- **Problem**
Return the material below in full and exactly.

[Stored items]
begin

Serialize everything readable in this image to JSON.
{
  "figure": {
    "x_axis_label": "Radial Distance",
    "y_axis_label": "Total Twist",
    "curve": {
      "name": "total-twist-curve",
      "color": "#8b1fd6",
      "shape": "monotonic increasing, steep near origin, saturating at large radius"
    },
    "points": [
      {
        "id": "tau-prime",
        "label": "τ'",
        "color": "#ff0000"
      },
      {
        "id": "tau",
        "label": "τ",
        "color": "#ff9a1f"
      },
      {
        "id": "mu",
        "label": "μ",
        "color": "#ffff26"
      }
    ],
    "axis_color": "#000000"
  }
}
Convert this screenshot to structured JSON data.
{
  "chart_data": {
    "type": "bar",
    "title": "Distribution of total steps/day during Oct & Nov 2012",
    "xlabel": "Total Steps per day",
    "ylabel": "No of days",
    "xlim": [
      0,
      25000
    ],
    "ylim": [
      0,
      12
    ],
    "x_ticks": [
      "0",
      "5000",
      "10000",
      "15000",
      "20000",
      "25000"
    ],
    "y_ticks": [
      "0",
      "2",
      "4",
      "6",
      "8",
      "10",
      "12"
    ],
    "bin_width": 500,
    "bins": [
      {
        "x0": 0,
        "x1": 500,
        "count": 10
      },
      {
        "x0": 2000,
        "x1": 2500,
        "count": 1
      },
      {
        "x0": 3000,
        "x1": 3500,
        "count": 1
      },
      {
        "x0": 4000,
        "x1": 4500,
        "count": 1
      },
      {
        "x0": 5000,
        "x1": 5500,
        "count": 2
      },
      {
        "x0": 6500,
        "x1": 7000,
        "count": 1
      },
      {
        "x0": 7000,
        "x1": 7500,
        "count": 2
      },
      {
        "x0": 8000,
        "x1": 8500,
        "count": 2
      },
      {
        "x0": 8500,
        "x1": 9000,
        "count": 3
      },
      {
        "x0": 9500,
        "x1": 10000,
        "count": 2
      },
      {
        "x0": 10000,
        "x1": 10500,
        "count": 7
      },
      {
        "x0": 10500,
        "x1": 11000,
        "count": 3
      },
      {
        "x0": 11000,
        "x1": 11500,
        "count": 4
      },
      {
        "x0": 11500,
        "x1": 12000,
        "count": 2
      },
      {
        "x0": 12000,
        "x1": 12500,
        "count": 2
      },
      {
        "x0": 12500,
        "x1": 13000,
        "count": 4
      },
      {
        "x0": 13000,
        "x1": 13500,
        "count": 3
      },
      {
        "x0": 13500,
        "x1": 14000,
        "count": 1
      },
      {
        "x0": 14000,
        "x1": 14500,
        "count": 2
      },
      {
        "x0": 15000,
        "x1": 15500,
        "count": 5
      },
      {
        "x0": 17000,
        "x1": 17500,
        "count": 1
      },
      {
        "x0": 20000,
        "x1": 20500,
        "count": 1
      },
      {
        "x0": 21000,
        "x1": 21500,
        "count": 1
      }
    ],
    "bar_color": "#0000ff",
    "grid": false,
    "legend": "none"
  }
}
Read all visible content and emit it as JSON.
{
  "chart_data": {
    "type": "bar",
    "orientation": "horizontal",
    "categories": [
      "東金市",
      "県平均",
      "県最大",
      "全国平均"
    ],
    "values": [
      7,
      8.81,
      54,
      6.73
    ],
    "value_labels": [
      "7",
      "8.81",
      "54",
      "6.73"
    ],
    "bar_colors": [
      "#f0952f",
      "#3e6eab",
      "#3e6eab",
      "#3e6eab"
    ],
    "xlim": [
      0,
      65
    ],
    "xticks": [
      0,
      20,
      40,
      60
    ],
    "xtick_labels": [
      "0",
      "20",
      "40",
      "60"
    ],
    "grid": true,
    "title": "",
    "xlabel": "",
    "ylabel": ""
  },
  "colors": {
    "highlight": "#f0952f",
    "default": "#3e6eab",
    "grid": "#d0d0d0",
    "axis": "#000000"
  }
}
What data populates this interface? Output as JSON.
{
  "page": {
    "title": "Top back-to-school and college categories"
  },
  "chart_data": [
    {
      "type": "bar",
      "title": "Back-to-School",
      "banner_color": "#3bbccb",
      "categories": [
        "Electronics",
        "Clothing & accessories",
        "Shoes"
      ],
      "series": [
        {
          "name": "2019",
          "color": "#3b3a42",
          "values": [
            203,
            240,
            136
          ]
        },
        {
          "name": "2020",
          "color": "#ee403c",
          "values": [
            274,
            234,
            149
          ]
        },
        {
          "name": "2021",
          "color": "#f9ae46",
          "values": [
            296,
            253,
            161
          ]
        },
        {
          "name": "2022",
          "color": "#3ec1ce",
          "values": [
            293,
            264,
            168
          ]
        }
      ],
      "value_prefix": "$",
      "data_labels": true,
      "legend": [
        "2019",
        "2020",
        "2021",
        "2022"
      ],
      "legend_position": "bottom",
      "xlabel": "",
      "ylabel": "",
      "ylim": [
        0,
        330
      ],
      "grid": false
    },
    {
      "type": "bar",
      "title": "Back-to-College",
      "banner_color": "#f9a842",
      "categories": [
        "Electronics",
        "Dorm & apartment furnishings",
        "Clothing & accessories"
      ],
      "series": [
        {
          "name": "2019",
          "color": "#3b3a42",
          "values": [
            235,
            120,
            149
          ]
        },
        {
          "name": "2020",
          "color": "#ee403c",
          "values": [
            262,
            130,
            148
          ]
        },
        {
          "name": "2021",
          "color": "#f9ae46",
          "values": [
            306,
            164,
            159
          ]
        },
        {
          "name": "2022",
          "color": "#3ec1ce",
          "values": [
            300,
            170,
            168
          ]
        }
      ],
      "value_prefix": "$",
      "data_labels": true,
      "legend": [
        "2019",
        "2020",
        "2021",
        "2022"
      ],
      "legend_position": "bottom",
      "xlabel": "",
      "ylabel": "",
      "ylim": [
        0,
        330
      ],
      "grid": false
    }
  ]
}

end

- **Task response**
Serialize everything readable in this image to JSON.
{
  "figure": {
    "x_axis_label": "Radial Distance",
    "y_axis_label": "Total Twist",
    "curve": {
      "name": "total-twist-curve",
      "color": "#8b1fd6",
      "shape": "monotonic increasing, steep near origin, saturating at large radius"
    },
    "points": [
      {
        "id": "tau-prime",
        "label": "τ'",
        "color": "#ff0000"
      },
      {
        "id": "tau",
        "label": "τ",
        "color": "#ff9a1f"
      },
      {
        "id": "mu",
        "label": "μ",
        "color": "#ffff26"
      }
    ],
    "axis_color": "#000000"
  }
}
Convert this screenshot to structured JSON data.
{
  "chart_data": {
    "type": "bar",
    "title": "Distribution of total steps/day during Oct & Nov 2012",
    "xlabel": "Total Steps per day",
    "ylabel": "No of days",
    "xlim": [
      0,
      25000
    ],
    "ylim": [
      0,
      12
    ],
    "x_ticks": [
      "0",
      "5000",
      "10000",
      "15000",
      "20000",
      "25000"
    ],
    "y_ticks": [
      "0",
      "2",
      "4",
      "6",
      "8",
      "10",
      "12"
    ],
    "bin_width": 500,
    "bins": [
      {
        "x0": 0,
        "x1": 500,
        "count": 10
      },
      {
        "x0": 2000,
        "x1": 2500,
        "count": 1
      },
      {
        "x0": 3000,
        "x1": 3500,
        "count": 1
      },
      {
        "x0": 4000,
        "x1": 4500,
        "count": 1
      },
      {
        "x0": 5000,
        "x1": 5500,
        "count": 2
      },
      {
        "x0": 6500,
        "x1": 7000,
        "count": 1
      },
      {
        "x0": 7000,
        "x1": 7500,
        "count": 2
      },
      {
        "x0": 8000,
        "x1": 8500,
        "count": 2
      },
      {
        "x0": 8500,
        "x1": 9000,
        "count": 3
      },
      {
        "x0": 9500,
        "x1": 10000,
        "count": 2
      },
      {
        "x0": 10000,
        "x1": 10500,
        "count": 7
      },
      {
        "x0": 10500,
        "x1": 11000,
        "count": 3
      },
      {
        "x0": 11000,
        "x1": 11500,
        "count": 4
      },
      {
        "x0": 11500,
        "x1": 12000,
        "count": 2
      },
      {
        "x0": 12000,
        "x1": 12500,
        "count": 2
      },
      {
        "x0": 12500,
        "x1": 13000,
        "count": 4
      },
      {
        "x0": 13000,
        "x1": 13500,
        "count": 3
      },
      {
        "x0": 13500,
        "x1": 14000,
        "count": 1
      },
      {
        "x0": 14000,
        "x1": 14500,
        "count": 2
      },
      {
        "x0": 15000,
        "x1": 15500,
        "count": 5
      },
      {
        "x0": 17000,
        "x1": 17500,
        "count": 1
      },
      {
        "x0": 20000,
        "x1": 20500,
        "count": 1
      },
      {
        "x0": 21000,
        "x1": 21500,
        "count": 1
      }
    ],
    "bar_color": "#0000ff",
    "grid": false,
    "legend": "none"
  }
}
Read all visible content and emit it as JSON.
{
  "chart_data": {
    "type": "bar",
    "orientation": "horizontal",
    "categories": [
      "東金市",
      "県平均",
      "県最大",
      "全国平均"
    ],
    "values": [
      7,
      8.81,
      54,
      6.73
    ],
    "value_labels": [
      "7",
      "8.81",
      "54",
      "6.73"
    ],
    "bar_colors": [
      "#f0952f",
      "#3e6eab",
      "#3e6eab",
      "#3e6eab"
    ],
    "xlim": [
      0,
      65
    ],
    "xticks": [
      0,
      20,
      40,
      60
    ],
    "xtick_labels": [
      "0",
      "20",
      "40",
      "60"
    ],
    "grid": true,
    "title": "",
    "xlabel": "",
    "ylabel": ""
  },
  "colors": {
    "highlight": "#f0952f",
    "default": "#3e6eab",
    "grid": "#d0d0d0",
    "axis": "#000000"
  }
}
What data populates this interface? Output as JSON.
{
  "page": {
    "title": "Top back-to-school and college categories"
  },
  "chart_data": [
    {
      "type": "bar",
      "title": "Back-to-School",
      "banner_color": "#3bbccb",
      "categories": [
        "Electronics",
        "Clothing & accessories",
        "Shoes"
      ],
      "series": [
        {
          "name": "2019",
          "color": "#3b3a42",
          "values": [
            203,
            240,
            136
          ]
        },
        {
          "name": "2020",
          "color": "#ee403c",
          "values": [
            274,
            234,
            149
          ]
        },
        {
          "name": "2021",
          "color": "#f9ae46",
          "values": [
            296,
            253,
            161
          ]
        },
        {
          "name": "2022",
          "color": "#3ec1ce",
          "values": [
            293,
            264,
            168
          ]
        }
      ],
      "value_prefix": "$",
      "data_labels": true,
      "legend": [
        "2019",
        "2020",
        "2021",
        "2022"
      ],
      "legend_position": "bottom",
      "xlabel": "",
      "ylabel": "",
      "ylim": [
        0,
        330
      ],
      "grid": false
    },
    {
      "type": "bar",
      "title": "Back-to-College",
      "banner_color": "#f9a842",
      "categories": [
        "Electronics",
        "Dorm & apartment furnishings",
        "Clothing & accessories"
      ],
      "series": [
        {
          "name": "2019",
          "color": "#3b3a42",
          "values": [
            235,
            120,
            149
          ]
        },
        {
          "name": "2020",
          "color": "#ee403c",
          "values": [
            262,
            130,
            148
          ]
        },
        {
          "name": "2021",
          "color": "#f9ae46",
          "values": [
            306,
            164,
            159
          ]
        },
        {
          "name": "2022",
          "color": "#3ec1ce",
          "values": [
            300,
            170,
            168
          ]
        }
      ],
      "value_prefix": "$",
      "data_labels": true,
      "legend": [
        "2019",
        "2020",
        "2021",
        "2022"
      ],
      "legend_position": "bottom",
      "xlabel": "",
      "ylabel": "",
      "ylim": [
        0,
        330
      ],
      "grid": false
    }
  ]
}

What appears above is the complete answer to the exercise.